PROBLEM REQUIREMENTS -> Output only the count of lines that contain "name".

PROVIDED DATA ->
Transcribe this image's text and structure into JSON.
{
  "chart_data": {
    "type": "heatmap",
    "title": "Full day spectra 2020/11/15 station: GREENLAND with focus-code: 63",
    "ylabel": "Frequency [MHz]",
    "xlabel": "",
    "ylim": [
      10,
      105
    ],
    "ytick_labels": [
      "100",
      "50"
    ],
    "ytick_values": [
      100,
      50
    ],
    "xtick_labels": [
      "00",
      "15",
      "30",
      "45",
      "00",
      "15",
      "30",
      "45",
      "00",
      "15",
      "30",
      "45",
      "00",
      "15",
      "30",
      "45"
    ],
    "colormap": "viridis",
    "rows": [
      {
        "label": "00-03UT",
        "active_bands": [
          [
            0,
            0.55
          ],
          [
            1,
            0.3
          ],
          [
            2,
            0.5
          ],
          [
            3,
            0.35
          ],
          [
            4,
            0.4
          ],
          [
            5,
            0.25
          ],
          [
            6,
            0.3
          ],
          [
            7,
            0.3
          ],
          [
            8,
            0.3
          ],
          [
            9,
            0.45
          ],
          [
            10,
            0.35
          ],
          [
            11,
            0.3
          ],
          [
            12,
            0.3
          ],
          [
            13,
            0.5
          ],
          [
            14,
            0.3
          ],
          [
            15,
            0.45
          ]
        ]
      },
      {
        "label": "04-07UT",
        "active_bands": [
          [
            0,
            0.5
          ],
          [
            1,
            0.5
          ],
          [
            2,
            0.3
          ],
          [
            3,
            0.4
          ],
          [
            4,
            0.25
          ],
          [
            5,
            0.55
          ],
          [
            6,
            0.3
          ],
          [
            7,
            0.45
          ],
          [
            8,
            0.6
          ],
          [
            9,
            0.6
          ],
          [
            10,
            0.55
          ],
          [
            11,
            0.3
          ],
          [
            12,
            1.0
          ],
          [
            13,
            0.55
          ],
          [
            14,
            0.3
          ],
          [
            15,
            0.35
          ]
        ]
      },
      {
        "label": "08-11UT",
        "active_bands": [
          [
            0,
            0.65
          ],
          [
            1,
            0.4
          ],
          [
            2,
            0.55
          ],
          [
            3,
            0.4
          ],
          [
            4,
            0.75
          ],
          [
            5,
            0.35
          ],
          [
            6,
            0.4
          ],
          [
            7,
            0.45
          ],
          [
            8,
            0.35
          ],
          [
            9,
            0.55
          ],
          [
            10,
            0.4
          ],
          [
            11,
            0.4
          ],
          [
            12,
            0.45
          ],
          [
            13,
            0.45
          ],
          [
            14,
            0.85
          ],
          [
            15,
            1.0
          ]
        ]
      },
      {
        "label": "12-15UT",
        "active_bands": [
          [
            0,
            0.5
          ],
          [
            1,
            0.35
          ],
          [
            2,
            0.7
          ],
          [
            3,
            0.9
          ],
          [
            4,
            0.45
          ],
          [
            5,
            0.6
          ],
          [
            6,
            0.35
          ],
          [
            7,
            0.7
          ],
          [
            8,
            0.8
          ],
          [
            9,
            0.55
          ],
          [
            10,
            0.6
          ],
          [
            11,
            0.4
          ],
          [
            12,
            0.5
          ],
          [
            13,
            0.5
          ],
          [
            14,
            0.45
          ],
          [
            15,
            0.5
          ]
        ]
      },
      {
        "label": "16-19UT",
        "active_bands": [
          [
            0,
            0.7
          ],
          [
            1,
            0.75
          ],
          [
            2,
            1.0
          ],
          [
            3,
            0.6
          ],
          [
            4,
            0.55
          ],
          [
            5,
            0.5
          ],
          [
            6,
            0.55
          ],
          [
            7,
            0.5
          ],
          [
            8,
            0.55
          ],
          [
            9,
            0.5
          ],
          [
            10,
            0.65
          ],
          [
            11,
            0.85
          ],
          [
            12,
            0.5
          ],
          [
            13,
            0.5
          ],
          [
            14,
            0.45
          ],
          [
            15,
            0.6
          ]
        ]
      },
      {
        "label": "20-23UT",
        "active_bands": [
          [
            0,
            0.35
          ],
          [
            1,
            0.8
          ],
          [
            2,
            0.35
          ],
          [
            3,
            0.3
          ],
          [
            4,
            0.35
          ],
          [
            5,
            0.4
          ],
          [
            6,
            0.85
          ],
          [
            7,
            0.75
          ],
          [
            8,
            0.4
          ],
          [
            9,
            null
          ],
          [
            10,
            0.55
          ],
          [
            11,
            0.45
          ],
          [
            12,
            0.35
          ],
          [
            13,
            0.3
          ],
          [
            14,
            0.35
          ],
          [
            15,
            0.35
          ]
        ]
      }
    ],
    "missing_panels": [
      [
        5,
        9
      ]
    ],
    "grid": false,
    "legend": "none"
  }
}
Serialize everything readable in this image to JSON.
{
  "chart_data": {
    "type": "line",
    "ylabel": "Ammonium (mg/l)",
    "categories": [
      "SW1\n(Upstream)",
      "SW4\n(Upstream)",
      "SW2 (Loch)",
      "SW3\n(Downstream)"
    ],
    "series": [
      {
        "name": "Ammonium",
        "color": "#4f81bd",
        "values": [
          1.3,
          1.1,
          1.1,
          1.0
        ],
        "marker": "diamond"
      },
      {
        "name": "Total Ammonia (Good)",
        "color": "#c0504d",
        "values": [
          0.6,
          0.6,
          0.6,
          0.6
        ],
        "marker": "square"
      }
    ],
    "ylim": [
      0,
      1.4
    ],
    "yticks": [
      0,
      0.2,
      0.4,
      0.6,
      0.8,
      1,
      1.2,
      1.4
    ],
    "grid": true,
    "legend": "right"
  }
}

ANSWER TO THIS PROBLEM -> 2